Extract each line containing the string "Дата".
## begin MATERIAL PROVIDED
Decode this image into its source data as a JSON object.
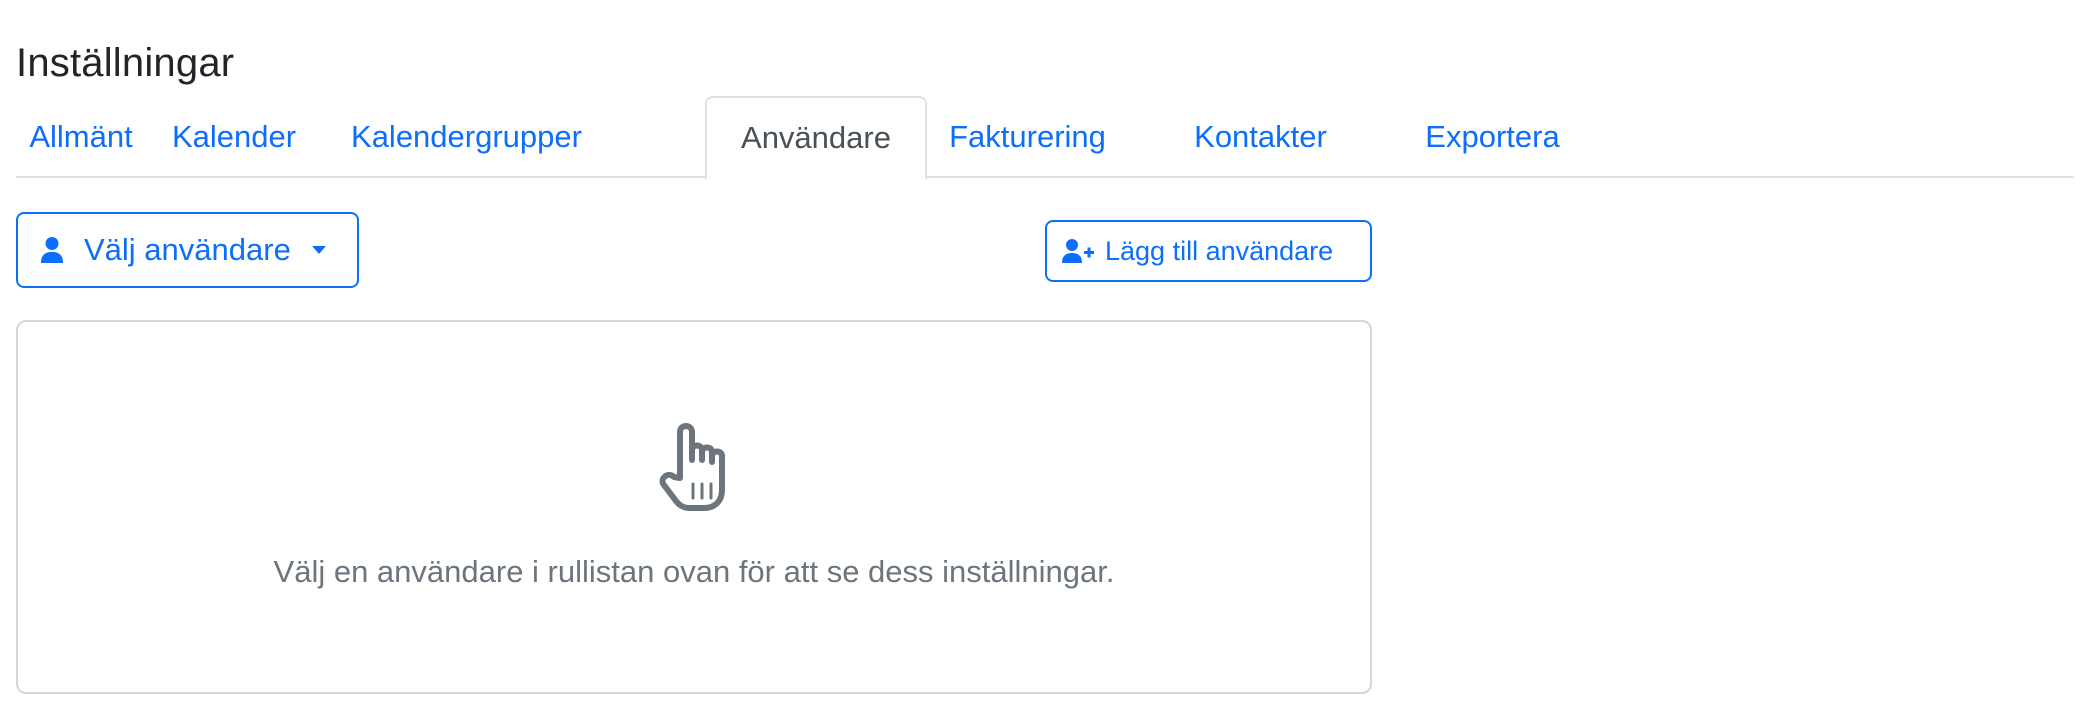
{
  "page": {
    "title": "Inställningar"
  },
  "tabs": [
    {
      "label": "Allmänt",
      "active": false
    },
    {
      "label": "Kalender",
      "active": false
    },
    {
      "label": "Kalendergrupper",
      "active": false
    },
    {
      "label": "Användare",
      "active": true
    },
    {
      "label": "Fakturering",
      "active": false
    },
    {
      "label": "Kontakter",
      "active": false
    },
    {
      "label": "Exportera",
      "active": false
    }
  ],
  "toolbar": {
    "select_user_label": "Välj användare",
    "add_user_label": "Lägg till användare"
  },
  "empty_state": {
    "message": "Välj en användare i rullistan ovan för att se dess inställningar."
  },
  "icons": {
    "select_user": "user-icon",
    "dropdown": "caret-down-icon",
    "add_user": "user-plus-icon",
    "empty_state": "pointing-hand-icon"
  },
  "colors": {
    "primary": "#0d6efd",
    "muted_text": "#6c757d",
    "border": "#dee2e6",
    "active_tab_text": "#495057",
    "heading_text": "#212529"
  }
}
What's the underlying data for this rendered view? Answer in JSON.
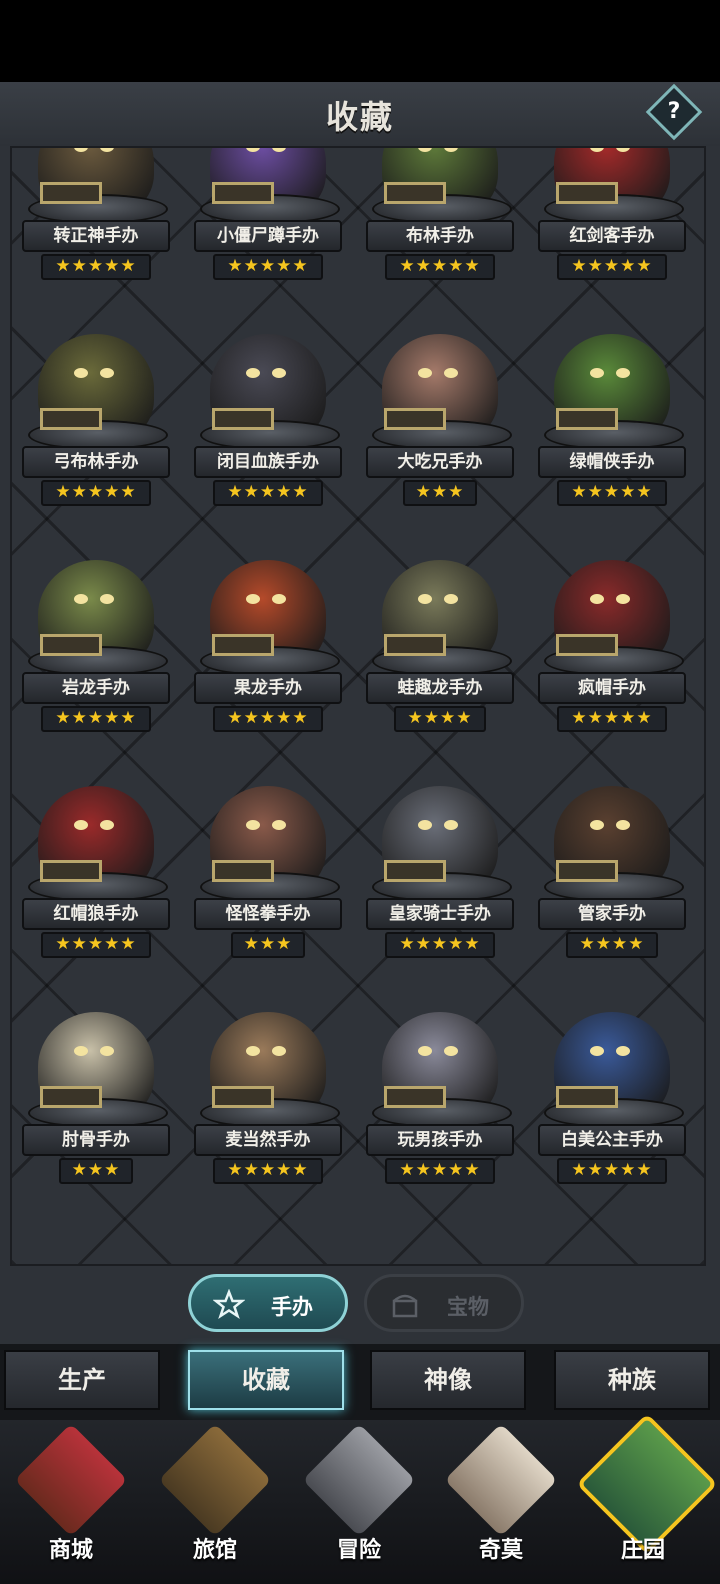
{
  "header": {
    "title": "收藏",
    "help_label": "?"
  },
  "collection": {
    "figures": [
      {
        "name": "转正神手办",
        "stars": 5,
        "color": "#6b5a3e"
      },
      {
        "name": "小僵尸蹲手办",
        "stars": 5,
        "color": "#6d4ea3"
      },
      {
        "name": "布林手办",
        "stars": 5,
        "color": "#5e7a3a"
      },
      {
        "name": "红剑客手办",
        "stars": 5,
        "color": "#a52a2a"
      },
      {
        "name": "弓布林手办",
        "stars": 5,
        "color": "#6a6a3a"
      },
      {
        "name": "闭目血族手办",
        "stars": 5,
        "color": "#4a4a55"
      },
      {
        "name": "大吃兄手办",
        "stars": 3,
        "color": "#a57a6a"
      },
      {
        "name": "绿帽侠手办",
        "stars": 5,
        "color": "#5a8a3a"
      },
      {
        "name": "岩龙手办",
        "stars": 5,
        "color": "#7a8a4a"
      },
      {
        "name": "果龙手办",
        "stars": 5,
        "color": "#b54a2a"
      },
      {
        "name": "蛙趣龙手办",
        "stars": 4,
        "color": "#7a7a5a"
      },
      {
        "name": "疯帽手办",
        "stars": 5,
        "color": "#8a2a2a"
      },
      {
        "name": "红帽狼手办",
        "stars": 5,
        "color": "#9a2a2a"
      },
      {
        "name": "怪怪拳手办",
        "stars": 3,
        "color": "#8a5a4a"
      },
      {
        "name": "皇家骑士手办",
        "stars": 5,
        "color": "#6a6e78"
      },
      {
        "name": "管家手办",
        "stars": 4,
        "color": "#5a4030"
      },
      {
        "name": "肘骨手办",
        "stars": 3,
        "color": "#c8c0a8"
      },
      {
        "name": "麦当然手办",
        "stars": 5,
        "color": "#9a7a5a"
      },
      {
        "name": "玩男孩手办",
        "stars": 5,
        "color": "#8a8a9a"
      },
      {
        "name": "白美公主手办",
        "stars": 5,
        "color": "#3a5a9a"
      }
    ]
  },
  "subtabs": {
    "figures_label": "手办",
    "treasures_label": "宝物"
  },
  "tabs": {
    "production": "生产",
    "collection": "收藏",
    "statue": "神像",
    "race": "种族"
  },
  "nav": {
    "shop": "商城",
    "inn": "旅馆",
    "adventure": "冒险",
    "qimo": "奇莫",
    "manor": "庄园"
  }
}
## end MATERIAL PROVIDED
## begin MATERIAL PROVIDED
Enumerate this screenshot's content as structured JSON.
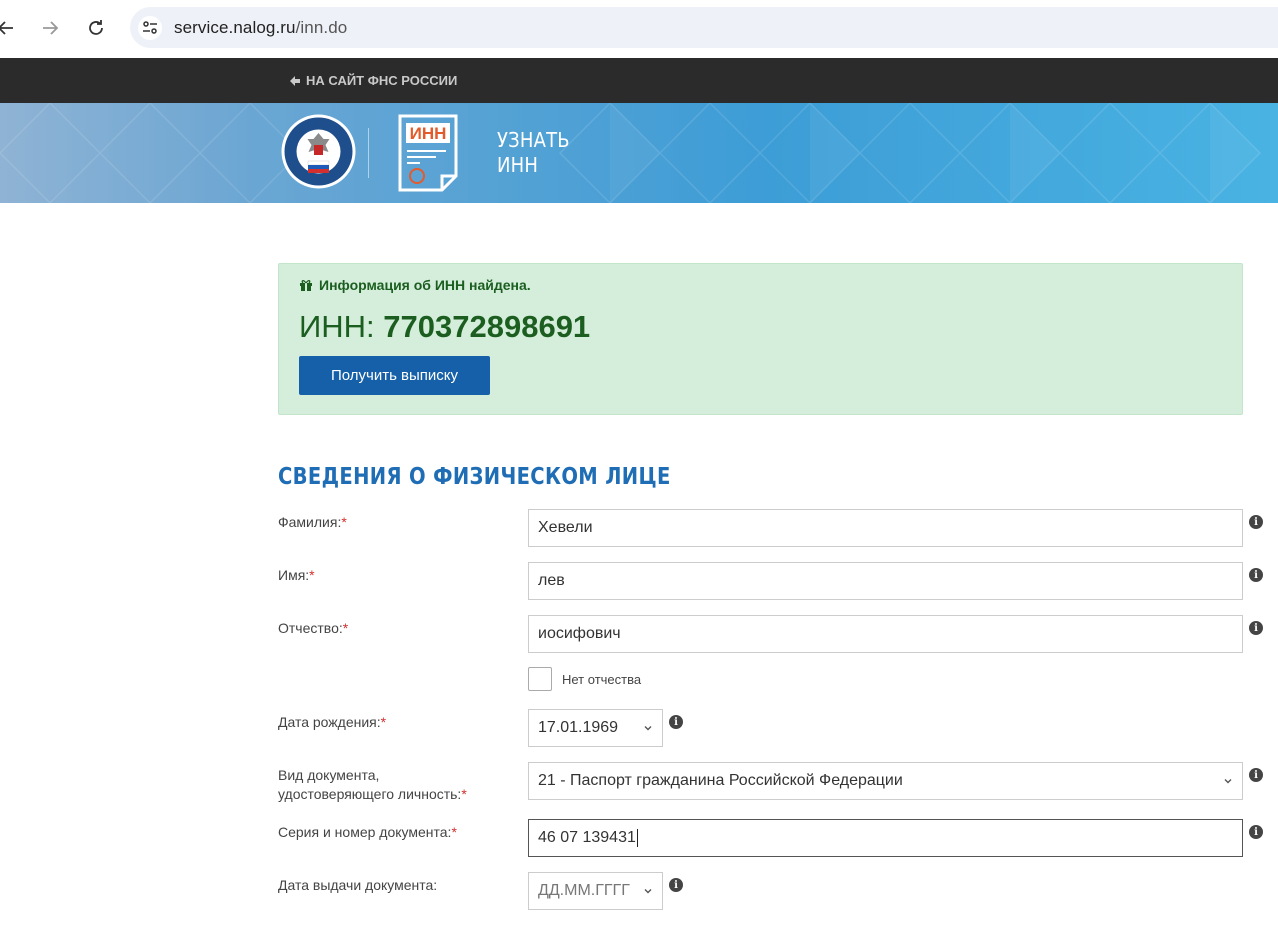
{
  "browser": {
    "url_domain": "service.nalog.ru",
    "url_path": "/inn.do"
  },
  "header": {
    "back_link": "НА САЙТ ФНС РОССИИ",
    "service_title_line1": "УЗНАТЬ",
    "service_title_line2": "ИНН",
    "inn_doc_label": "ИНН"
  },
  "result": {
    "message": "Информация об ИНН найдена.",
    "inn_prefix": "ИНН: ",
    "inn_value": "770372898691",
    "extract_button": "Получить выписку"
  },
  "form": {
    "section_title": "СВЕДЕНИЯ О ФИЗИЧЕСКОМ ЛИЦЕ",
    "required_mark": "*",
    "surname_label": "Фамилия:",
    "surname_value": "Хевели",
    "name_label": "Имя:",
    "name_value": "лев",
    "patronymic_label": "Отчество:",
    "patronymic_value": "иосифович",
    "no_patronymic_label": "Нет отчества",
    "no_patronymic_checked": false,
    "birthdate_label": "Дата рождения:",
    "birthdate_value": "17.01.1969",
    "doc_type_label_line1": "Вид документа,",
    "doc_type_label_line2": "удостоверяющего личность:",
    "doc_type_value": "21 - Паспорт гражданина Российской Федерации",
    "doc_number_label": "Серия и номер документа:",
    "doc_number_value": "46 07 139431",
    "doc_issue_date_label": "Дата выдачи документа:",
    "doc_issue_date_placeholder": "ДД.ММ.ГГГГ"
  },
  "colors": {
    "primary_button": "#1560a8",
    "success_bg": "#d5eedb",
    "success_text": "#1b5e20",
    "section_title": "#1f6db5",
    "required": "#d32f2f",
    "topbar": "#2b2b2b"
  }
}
## end MATERIAL PROVIDED
### WRITTEN RESPONSE
    "birthdate_label": "Дата рождения:",
    "doc_issue_date_label": "Дата выдачи документа:",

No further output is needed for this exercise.